Document segment =>
An updated blueprint for continued management and protection of Pennsylvania’s fish and wildlife species of greatest conservation need has been approved by the U.S. Fish and Wildlife Service (USFWS).
The revision updates the 2005 Pennsylvania Wildlife Action Plan that has guided management of the Commonwealth’s troubled wildlife for the past 10 years. The approved 2015-2025 Pennsylvania Wildlife Action Plan ensures that the Fish and Boat Commission (PFBC) and Game Commission remain eligible for federal funding through the State Wildlife Grant Program.
“The Service is confident that the plan will yield great benefits for the conservation of Pennsylvania’s fish and wildlife resources,” said James W. Kurth, USFWS Deputy Director for Operations via press release. “We look forward to working with you as you implement it.”
Using the best available science, the PFBC and Game Commission coordinated the congressionally required 10-year update of the Commonwealth’s existing wildlife action. Also contributing technical expertise to the reorganized and updated plan were federal and other state agencies, conservation organizations and several universities, including a small army of affiliated biologists and other professionals. Administered by both commissions, the plan is a road map for all Pennsylvanians interested in wildlife conservation.
“Our new plan keeps us on the course we charted for wildlife conservation a decade ago,” said R. Matthew Hough, Game Commission executive director via press release. “But making progress and protecting imperiled species in the face of mounting development and environmental problems will not be easy. It will take a greater commitment from more Pennsylvanians and more funding for wildlife to stay the course.

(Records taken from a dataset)
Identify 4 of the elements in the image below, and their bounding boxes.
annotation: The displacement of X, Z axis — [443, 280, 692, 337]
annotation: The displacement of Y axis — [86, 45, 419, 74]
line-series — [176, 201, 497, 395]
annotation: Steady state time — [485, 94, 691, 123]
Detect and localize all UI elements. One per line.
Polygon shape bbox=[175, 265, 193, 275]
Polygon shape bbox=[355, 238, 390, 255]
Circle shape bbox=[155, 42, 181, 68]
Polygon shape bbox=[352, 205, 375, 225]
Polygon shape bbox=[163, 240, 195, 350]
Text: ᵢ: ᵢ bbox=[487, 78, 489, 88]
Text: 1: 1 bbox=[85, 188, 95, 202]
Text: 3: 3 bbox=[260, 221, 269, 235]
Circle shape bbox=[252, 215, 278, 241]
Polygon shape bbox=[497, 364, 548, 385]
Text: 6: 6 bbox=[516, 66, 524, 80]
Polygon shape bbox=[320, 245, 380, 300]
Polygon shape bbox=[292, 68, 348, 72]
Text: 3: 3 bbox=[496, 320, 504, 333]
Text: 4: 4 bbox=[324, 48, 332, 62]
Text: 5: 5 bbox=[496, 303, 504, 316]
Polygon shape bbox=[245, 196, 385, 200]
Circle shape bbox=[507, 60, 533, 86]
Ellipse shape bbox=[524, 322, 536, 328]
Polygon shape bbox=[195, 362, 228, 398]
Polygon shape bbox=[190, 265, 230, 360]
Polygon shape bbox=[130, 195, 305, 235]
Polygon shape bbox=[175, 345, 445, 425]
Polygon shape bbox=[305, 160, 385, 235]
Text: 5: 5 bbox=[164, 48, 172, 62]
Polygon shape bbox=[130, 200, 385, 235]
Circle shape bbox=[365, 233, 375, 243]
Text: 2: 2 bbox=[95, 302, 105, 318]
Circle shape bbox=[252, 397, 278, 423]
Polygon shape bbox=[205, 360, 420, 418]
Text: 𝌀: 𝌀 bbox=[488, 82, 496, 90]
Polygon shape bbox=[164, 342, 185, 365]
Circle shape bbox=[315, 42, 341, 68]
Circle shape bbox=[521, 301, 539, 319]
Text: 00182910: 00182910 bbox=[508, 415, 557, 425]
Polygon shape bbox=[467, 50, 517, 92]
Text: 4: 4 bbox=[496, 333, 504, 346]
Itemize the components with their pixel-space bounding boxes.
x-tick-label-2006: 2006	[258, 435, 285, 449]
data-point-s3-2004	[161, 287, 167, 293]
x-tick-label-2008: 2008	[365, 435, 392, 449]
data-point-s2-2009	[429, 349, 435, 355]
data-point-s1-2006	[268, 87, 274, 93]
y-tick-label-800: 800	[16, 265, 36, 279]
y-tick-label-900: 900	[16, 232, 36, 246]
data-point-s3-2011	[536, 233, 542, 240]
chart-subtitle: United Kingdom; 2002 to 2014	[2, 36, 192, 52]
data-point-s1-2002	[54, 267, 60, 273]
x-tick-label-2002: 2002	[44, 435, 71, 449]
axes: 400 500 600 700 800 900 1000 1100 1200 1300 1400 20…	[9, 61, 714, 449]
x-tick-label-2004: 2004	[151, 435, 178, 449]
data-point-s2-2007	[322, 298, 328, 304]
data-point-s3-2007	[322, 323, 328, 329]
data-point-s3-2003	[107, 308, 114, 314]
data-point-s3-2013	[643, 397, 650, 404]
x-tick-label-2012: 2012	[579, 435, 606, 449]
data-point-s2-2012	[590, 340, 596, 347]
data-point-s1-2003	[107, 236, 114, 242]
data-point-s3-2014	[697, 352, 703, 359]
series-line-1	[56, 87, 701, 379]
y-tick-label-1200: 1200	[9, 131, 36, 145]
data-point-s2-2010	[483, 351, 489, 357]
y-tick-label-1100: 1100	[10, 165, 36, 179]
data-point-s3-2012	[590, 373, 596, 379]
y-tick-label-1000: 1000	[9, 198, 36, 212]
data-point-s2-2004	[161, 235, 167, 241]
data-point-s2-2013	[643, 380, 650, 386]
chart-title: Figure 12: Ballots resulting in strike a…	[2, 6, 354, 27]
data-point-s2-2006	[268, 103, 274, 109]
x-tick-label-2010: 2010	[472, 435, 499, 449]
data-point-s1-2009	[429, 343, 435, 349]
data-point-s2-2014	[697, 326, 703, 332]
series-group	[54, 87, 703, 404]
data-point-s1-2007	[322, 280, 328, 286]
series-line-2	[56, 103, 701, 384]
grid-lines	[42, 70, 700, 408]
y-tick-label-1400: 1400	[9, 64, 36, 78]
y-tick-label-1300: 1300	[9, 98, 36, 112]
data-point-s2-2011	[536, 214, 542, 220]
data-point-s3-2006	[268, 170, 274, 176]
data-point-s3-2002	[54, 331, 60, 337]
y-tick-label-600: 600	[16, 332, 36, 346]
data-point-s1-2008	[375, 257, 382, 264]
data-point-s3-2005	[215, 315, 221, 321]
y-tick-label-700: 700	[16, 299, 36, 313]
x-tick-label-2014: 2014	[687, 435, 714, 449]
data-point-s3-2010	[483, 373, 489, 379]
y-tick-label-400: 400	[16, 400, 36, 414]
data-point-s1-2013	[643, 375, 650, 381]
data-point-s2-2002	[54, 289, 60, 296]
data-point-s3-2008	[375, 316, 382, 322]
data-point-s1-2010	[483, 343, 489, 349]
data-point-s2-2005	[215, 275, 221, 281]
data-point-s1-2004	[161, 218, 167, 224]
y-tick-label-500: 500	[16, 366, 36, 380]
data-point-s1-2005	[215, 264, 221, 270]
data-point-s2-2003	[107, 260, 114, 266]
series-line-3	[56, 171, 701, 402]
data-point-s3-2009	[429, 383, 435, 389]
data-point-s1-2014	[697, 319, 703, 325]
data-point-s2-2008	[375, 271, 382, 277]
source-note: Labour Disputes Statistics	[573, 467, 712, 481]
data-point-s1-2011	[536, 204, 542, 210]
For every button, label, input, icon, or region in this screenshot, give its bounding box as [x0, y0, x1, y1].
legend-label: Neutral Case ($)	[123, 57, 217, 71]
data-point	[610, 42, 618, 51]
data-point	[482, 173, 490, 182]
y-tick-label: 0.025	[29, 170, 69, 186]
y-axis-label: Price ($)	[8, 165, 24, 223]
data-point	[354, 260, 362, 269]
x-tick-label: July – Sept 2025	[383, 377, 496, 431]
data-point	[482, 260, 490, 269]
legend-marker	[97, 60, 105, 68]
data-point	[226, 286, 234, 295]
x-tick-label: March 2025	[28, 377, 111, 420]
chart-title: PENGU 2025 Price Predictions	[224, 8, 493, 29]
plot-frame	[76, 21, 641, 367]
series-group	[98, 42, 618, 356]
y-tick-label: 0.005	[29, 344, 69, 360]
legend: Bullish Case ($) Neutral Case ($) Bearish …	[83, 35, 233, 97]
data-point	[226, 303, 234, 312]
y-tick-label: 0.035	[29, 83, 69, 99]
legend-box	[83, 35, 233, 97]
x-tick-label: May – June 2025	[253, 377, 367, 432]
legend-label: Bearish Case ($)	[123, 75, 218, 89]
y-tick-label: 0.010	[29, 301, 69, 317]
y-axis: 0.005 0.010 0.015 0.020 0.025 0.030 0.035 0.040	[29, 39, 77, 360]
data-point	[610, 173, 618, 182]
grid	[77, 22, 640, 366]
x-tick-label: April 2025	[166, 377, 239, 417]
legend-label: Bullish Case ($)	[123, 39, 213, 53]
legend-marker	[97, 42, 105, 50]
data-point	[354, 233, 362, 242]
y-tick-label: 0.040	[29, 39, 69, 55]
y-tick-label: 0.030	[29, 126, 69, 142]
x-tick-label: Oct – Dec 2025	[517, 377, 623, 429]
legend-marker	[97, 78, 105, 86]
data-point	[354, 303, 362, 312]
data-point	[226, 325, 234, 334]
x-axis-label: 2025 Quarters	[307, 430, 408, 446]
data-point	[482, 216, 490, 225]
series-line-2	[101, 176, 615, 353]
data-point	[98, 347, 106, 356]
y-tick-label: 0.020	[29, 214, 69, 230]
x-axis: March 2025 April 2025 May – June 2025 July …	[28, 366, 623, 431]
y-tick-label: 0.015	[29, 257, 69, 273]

Exercises to complete =>
1. List every government agency that the article on Pennsylvania's updated wildlife action plan mentions by name.
2. Using the article on Pennsylvania's updated wildlife action plan, decide whether each statement agrees with it. Answer yes or no for each and quote the words that settle it.
(a) The approved plan updates a plan from 2005.
(b) The Game Commission is the only body that administers the plan.
(c) James W. Kurth is the Game Commission's executive director.
3. Continue the article on Pennsylvania's updated wildlife action plan after its final sentence.

Response list =>
1.
U.S. Fish and Wildlife Service (USFWS)
Fish and Boat Commission (PFBC)
Game Commission

2.
(a) Yes: "The revision updates the 2005 Pennsylvania Wildlife Action Plan"
(b) No: "Administered by both commissions"
(c) No: "James W. Kurth, USFWS Deputy Director for Operations"

3.
“Pennsylvania now finds itself in a conservation conundrum: the state’s resource agencies are in trouble financially,” explained Hough. “Although this plan outlines how best to help our species of greatest conservation need and prevent species from becoming endangered, resource agencies will need teamwork from the public and legislative assistance to ensure we can stay as proactive as we must.”
PFBC Executive Director John Arway added that “this plan builds upon the strong foundation and many collaborative efforts under the first plan. Implementing this plan will continue to advance our knowledge of Pennsylvania’s species and their habitats so we can develop the most informed management recommendations to secure species now and for the future.
“The plan will produce benefits for all fish and wildlife species that occupy similar habitats,” he added. “For example, improving wetlands to support bog turtles will benefit base flows in adjacent streams which support native fish species like Brook Trout.
“We live in a dynamic environment and this plan is our guide for conservation in the years ahead.”